• [WHAT THE TASK REQUIRES]:
Pick out each line containing the string "name".

>> START EXERCISE DATA

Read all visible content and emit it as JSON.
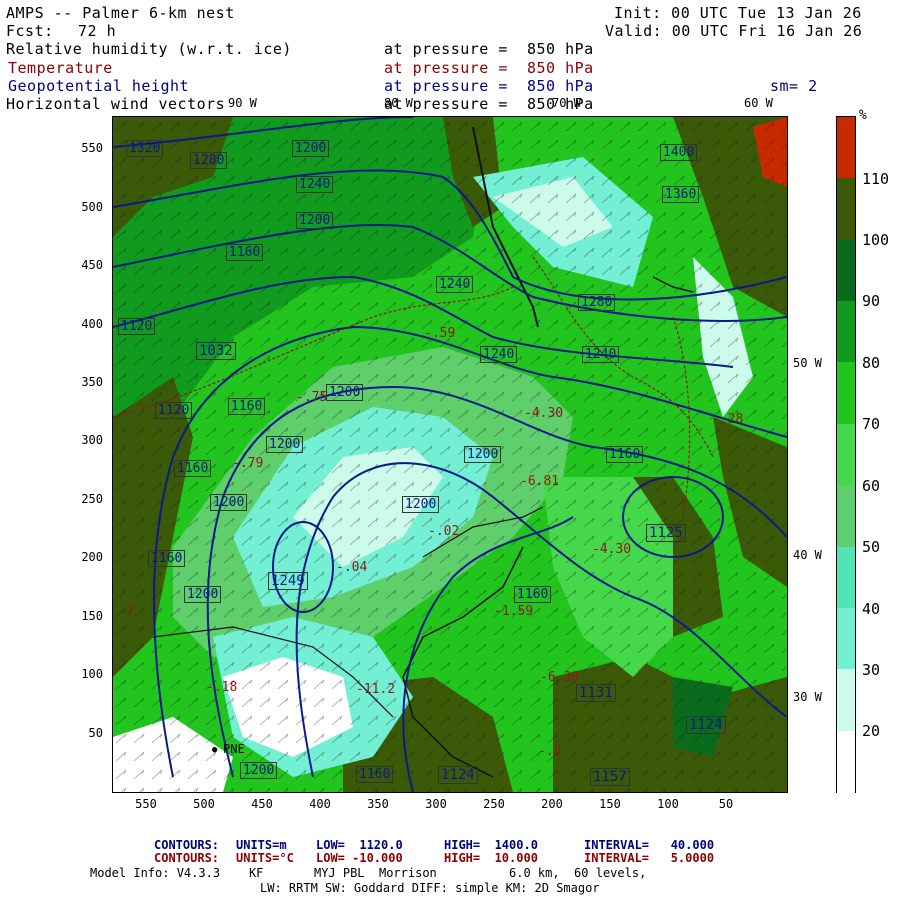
{
  "header": {
    "title": "AMPS -- Palmer 6-km nest",
    "fcst_label": "Fcst:",
    "fcst_value": "72 h",
    "init": "Init: 00 UTC Tue 13 Jan 26",
    "valid": "Valid: 00 UTC Fri 16 Jan 26",
    "fields": [
      {
        "name": "Relative humidity (w.r.t. ice)",
        "level": "at pressure =  850 hPa",
        "color": "#000000"
      },
      {
        "name": "Temperature",
        "level": "at pressure =  850 hPa",
        "color": "#8b0000"
      },
      {
        "name": "Geopotential height",
        "level": "at pressure =  850 hPa",
        "color": "#000080"
      },
      {
        "name": "Horizontal wind vectors",
        "level": "at pressure =  850 hPa",
        "color": "#000000"
      }
    ],
    "smoothing": "sm= 2"
  },
  "map": {
    "y_ticks": [
      "550",
      "500",
      "450",
      "400",
      "350",
      "300",
      "250",
      "200",
      "150",
      "100",
      "50"
    ],
    "x_ticks": [
      "550",
      "500",
      "450",
      "400",
      "350",
      "300",
      "250",
      "200",
      "150",
      "100",
      "50"
    ],
    "top_lon_labels": [
      "90 W",
      "80 W",
      "70 W",
      "60 W"
    ],
    "right_lon_labels": [
      "50 W",
      "40 W",
      "30 W"
    ],
    "station": "PNE",
    "height_contour_labels": [
      "1320",
      "1280",
      "1240",
      "1200",
      "1160",
      "1120",
      "1360",
      "1400",
      "1120",
      "1280",
      "1240",
      "1200",
      "1160",
      "1200",
      "1240",
      "1160",
      "1200",
      "1200",
      "1160",
      "1160",
      "1200",
      "1200",
      "1160",
      "1240",
      "1200",
      "1160",
      "1200"
    ],
    "extrema_labels": [
      {
        "kind": "L",
        "value": "1032"
      },
      {
        "kind": "H",
        "value": "1249"
      },
      {
        "kind": "L",
        "value": "1125"
      },
      {
        "kind": "H",
        "value": "1131"
      },
      {
        "kind": "L",
        "value": "1124"
      },
      {
        "kind": "L",
        "value": "1124"
      },
      {
        "kind": "H",
        "value": "1157"
      }
    ],
    "temperature_labels": [
      "-4.30",
      "-4.30",
      "-6.81",
      "-6.30",
      "-1.59",
      "-.59",
      "-.75",
      "-.79",
      "-.04",
      "-.02",
      "-11.2",
      "-.28",
      "-.18",
      "-.8",
      "-7"
    ]
  },
  "colorbar": {
    "unit": "%",
    "labels": [
      "110",
      "100",
      "90",
      "80",
      "70",
      "60",
      "50",
      "40",
      "30",
      "20"
    ],
    "colors": [
      "#c82a00",
      "#3a5a08",
      "#0b6b1c",
      "#109a1e",
      "#22c41e",
      "#44d84a",
      "#5ecf6a",
      "#4fe3b6",
      "#73efd4",
      "#ccfbec",
      "#ffffff"
    ]
  },
  "footer": {
    "contour1_label": "CONTOURS:",
    "contour1_units": "UNITS=m",
    "contour1_low": "LOW=  1120.0",
    "contour1_high": "HIGH=  1400.0",
    "contour1_interval": "INTERVAL=   40.000",
    "contour2_label": "CONTOURS:",
    "contour2_units": "UNITS=°C",
    "contour2_low": "LOW= -10.000",
    "contour2_high": "HIGH=  10.000",
    "contour2_interval": "INTERVAL=   5.0000",
    "model_info": "Model Info: V4.3.3    KF       MYJ PBL  Morrison          6.0 km,  60 levels,",
    "model_info2": "LW: RRTM SW: Goddard DIFF: simple KM: 2D Smagor"
  }
}
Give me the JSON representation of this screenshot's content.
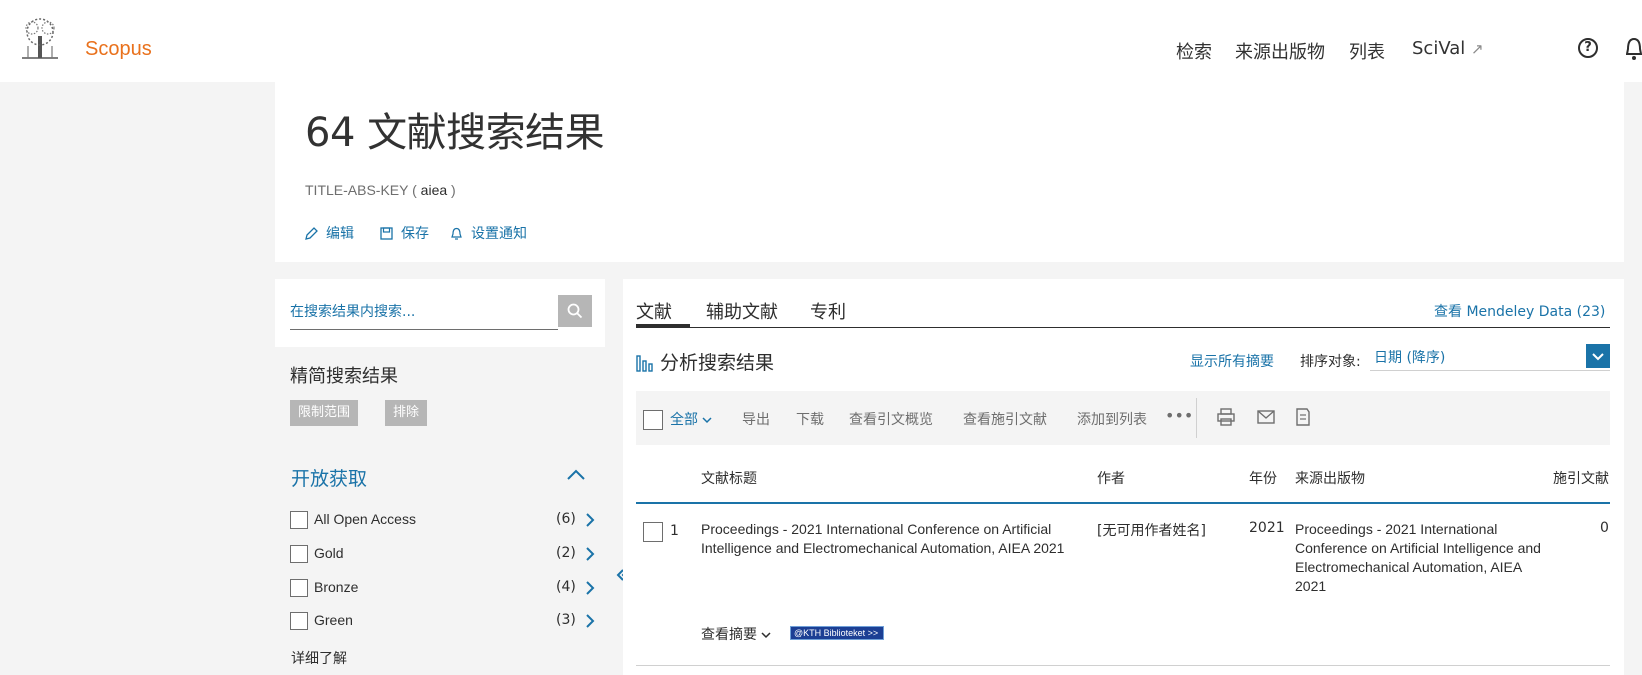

>> END EXERCISE DATA

• [TASK RESULT]:
        "name": "Relative humidity (w.r.t. ice)",
        "name": "Temperature",
        "name": "Geopotential height",
        "name": "Horizontal wind vectors",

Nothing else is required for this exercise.